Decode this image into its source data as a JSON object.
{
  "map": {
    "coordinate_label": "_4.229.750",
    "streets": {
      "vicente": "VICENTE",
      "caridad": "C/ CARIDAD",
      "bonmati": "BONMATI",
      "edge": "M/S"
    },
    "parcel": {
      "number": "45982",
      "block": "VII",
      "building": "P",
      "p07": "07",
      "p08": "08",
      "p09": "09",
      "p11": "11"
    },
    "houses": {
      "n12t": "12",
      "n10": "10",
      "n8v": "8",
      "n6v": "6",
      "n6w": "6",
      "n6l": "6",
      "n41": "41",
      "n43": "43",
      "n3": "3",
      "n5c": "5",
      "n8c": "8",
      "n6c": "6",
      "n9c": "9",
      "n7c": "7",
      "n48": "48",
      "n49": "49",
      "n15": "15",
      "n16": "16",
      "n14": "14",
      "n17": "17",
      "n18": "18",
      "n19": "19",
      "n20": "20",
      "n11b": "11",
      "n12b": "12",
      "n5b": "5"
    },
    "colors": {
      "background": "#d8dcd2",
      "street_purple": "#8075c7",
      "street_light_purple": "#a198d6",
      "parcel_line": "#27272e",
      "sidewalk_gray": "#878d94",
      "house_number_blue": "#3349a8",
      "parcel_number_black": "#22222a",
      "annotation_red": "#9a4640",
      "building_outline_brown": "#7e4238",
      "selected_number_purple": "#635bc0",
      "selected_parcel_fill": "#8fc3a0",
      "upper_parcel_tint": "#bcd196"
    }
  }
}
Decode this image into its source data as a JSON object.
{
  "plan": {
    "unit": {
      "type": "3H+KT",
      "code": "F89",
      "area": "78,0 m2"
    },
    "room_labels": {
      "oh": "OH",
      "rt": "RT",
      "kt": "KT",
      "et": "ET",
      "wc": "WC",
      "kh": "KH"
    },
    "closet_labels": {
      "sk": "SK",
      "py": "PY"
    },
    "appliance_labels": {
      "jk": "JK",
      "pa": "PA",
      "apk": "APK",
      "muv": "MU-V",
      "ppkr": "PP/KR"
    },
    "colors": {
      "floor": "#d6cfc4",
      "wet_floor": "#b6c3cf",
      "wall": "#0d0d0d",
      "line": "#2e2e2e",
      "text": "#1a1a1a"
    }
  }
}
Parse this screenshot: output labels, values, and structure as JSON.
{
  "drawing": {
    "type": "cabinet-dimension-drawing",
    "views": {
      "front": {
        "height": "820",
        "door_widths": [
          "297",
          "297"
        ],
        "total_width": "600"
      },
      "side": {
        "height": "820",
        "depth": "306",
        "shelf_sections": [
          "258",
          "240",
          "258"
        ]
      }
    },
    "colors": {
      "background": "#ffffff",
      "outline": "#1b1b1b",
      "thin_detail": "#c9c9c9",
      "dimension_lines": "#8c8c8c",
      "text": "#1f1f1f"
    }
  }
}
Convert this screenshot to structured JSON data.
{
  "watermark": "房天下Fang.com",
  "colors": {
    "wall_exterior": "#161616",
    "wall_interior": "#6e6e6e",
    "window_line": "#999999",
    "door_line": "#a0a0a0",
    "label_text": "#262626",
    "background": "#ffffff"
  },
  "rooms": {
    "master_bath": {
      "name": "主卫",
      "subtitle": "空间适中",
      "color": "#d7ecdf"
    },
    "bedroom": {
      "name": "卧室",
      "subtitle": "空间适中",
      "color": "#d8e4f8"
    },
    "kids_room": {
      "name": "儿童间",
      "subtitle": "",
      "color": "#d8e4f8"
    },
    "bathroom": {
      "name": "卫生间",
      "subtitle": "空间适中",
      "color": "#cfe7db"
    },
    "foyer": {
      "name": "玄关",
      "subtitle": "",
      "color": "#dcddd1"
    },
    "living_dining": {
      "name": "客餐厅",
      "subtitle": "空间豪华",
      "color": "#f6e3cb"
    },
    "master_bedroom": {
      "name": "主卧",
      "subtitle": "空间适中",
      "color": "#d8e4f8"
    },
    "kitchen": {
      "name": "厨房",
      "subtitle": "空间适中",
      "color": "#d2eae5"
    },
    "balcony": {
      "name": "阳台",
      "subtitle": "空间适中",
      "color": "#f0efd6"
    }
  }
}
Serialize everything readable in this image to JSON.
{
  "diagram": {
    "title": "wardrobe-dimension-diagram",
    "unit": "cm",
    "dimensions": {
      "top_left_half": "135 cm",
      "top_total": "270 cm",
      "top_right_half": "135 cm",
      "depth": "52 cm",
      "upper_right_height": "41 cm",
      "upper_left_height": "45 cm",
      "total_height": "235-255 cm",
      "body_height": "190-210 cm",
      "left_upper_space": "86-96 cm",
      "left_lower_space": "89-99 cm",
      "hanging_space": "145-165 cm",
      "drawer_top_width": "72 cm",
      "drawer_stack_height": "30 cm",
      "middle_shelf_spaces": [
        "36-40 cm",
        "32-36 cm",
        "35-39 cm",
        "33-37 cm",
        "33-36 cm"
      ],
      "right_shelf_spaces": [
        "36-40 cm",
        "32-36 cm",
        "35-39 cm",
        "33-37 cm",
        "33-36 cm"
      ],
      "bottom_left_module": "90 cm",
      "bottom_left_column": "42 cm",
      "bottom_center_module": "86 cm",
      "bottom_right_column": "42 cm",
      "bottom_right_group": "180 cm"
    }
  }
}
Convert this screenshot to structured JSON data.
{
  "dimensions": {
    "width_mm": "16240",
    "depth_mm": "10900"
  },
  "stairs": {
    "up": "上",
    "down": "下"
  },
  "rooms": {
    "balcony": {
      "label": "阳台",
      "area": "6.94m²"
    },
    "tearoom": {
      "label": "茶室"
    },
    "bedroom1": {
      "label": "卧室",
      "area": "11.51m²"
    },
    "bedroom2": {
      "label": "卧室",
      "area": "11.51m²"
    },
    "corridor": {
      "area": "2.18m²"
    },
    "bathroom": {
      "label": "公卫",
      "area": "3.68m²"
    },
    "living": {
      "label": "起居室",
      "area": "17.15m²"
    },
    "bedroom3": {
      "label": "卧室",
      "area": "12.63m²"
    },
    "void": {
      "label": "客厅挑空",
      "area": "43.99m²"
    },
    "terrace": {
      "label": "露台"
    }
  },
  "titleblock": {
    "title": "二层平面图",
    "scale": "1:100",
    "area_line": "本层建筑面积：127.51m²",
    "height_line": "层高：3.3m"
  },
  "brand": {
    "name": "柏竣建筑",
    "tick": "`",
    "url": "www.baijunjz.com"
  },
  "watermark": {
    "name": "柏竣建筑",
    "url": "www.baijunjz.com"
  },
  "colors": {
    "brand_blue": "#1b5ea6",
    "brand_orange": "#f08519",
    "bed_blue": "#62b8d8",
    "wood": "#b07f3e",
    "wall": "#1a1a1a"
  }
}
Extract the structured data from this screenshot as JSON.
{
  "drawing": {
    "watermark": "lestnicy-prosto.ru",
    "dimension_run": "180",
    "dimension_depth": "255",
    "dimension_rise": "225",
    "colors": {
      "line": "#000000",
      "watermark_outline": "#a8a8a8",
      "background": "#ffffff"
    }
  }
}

:::

_Exercise details_:
Repeat the data above exactly.

_Problem solution_:
Decode this image into its source data as a JSON object.
{
  "map": {
    "coordinate_label": "_4.229.750",
    "streets": {
      "vicente": "VICENTE",
      "caridad": "C/ CARIDAD",
      "bonmati": "BONMATI",
      "edge": "M/S"
    },
    "parcel": {
      "number": "45982",
      "block": "VII",
      "building": "P",
      "p07": "07",
      "p08": "08",
      "p09": "09",
      "p11": "11"
    },
    "houses": {
      "n12t": "12",
      "n10": "10",
      "n8v": "8",
      "n6v": "6",
      "n6w": "6",
      "n6l": "6",
      "n41": "41",
      "n43": "43",
      "n3": "3",
      "n5c": "5",
      "n8c": "8",
      "n6c": "6",
      "n9c": "9",
      "n7c": "7",
      "n48": "48",
      "n49": "49",
      "n15": "15",
      "n16": "16",
      "n14": "14",
      "n17": "17",
      "n18": "18",
      "n19": "19",
      "n20": "20",
      "n11b": "11",
      "n12b": "12",
      "n5b": "5"
    },
    "colors": {
      "background": "#d8dcd2",
      "street_purple": "#8075c7",
      "street_light_purple": "#a198d6",
      "parcel_line": "#27272e",
      "sidewalk_gray": "#878d94",
      "house_number_blue": "#3349a8",
      "parcel_number_black": "#22222a",
      "annotation_red": "#9a4640",
      "building_outline_brown": "#7e4238",
      "selected_number_purple": "#635bc0",
      "selected_parcel_fill": "#8fc3a0",
      "upper_parcel_tint": "#bcd196"
    }
  }
}
Decode this image into its source data as a JSON object.
{
  "plan": {
    "unit": {
      "type": "3H+KT",
      "code": "F89",
      "area": "78,0 m2"
    },
    "room_labels": {
      "oh": "OH",
      "rt": "RT",
      "kt": "KT",
      "et": "ET",
      "wc": "WC",
      "kh": "KH"
    },
    "closet_labels": {
      "sk": "SK",
      "py": "PY"
    },
    "appliance_labels": {
      "jk": "JK",
      "pa": "PA",
      "apk": "APK",
      "muv": "MU-V",
      "ppkr": "PP/KR"
    },
    "colors": {
      "floor": "#d6cfc4",
      "wet_floor": "#b6c3cf",
      "wall": "#0d0d0d",
      "line": "#2e2e2e",
      "text": "#1a1a1a"
    }
  }
}
Parse this screenshot: output labels, values, and structure as JSON.
{
  "drawing": {
    "type": "cabinet-dimension-drawing",
    "views": {
      "front": {
        "height": "820",
        "door_widths": [
          "297",
          "297"
        ],
        "total_width": "600"
      },
      "side": {
        "height": "820",
        "depth": "306",
        "shelf_sections": [
          "258",
          "240",
          "258"
        ]
      }
    },
    "colors": {
      "background": "#ffffff",
      "outline": "#1b1b1b",
      "thin_detail": "#c9c9c9",
      "dimension_lines": "#8c8c8c",
      "text": "#1f1f1f"
    }
  }
}
Convert this screenshot to structured JSON data.
{
  "watermark": "房天下Fang.com",
  "colors": {
    "wall_exterior": "#161616",
    "wall_interior": "#6e6e6e",
    "window_line": "#999999",
    "door_line": "#a0a0a0",
    "label_text": "#262626",
    "background": "#ffffff"
  },
  "rooms": {
    "master_bath": {
      "name": "主卫",
      "subtitle": "空间适中",
      "color": "#d7ecdf"
    },
    "bedroom": {
      "name": "卧室",
      "subtitle": "空间适中",
      "color": "#d8e4f8"
    },
    "kids_room": {
      "name": "儿童间",
      "subtitle": "",
      "color": "#d8e4f8"
    },
    "bathroom": {
      "name": "卫生间",
      "subtitle": "空间适中",
      "color": "#cfe7db"
    },
    "foyer": {
      "name": "玄关",
      "subtitle": "",
      "color": "#dcddd1"
    },
    "living_dining": {
      "name": "客餐厅",
      "subtitle": "空间豪华",
      "color": "#f6e3cb"
    },
    "master_bedroom": {
      "name": "主卧",
      "subtitle": "空间适中",
      "color": "#d8e4f8"
    },
    "kitchen": {
      "name": "厨房",
      "subtitle": "空间适中",
      "color": "#d2eae5"
    },
    "balcony": {
      "name": "阳台",
      "subtitle": "空间适中",
      "color": "#f0efd6"
    }
  }
}
Serialize everything readable in this image to JSON.
{
  "diagram": {
    "title": "wardrobe-dimension-diagram",
    "unit": "cm",
    "dimensions": {
      "top_left_half": "135 cm",
      "top_total": "270 cm",
      "top_right_half": "135 cm",
      "depth": "52 cm",
      "upper_right_height": "41 cm",
      "upper_left_height": "45 cm",
      "total_height": "235-255 cm",
      "body_height": "190-210 cm",
      "left_upper_space": "86-96 cm",
      "left_lower_space": "89-99 cm",
      "hanging_space": "145-165 cm",
      "drawer_top_width": "72 cm",
      "drawer_stack_height": "30 cm",
      "middle_shelf_spaces": [
        "36-40 cm",
        "32-36 cm",
        "35-39 cm",
        "33-37 cm",
        "33-36 cm"
      ],
      "right_shelf_spaces": [
        "36-40 cm",
        "32-36 cm",
        "35-39 cm",
        "33-37 cm",
        "33-36 cm"
      ],
      "bottom_left_module": "90 cm",
      "bottom_left_column": "42 cm",
      "bottom_center_module": "86 cm",
      "bottom_right_column": "42 cm",
      "bottom_right_group": "180 cm"
    }
  }
}
Convert this screenshot to structured JSON data.
{
  "dimensions": {
    "width_mm": "16240",
    "depth_mm": "10900"
  },
  "stairs": {
    "up": "上",
    "down": "下"
  },
  "rooms": {
    "balcony": {
      "label": "阳台",
      "area": "6.94m²"
    },
    "tearoom": {
      "label": "茶室"
    },
    "bedroom1": {
      "label": "卧室",
      "area": "11.51m²"
    },
    "bedroom2": {
      "label": "卧室",
      "area": "11.51m²"
    },
    "corridor": {
      "area": "2.18m²"
    },
    "bathroom": {
      "label": "公卫",
      "area": "3.68m²"
    },
    "living": {
      "label": "起居室",
      "area": "17.15m²"
    },
    "bedroom3": {
      "label": "卧室",
      "area": "12.63m²"
    },
    "void": {
      "label": "客厅挑空",
      "area": "43.99m²"
    },
    "terrace": {
      "label": "露台"
    }
  },
  "titleblock": {
    "title": "二层平面图",
    "scale": "1:100",
    "area_line": "本层建筑面积：127.51m²",
    "height_line": "层高：3.3m"
  },
  "brand": {
    "name": "柏竣建筑",
    "tick": "`",
    "url": "www.baijunjz.com"
  },
  "watermark": {
    "name": "柏竣建筑",
    "url": "www.baijunjz.com"
  },
  "colors": {
    "brand_blue": "#1b5ea6",
    "brand_orange": "#f08519",
    "bed_blue": "#62b8d8",
    "wood": "#b07f3e",
    "wall": "#1a1a1a"
  }
}
Extract the structured data from this screenshot as JSON.
{
  "drawing": {
    "watermark": "lestnicy-prosto.ru",
    "dimension_run": "180",
    "dimension_depth": "255",
    "dimension_rise": "225",
    "colors": {
      "line": "#000000",
      "watermark_outline": "#a8a8a8",
      "background": "#ffffff"
    }
  }
}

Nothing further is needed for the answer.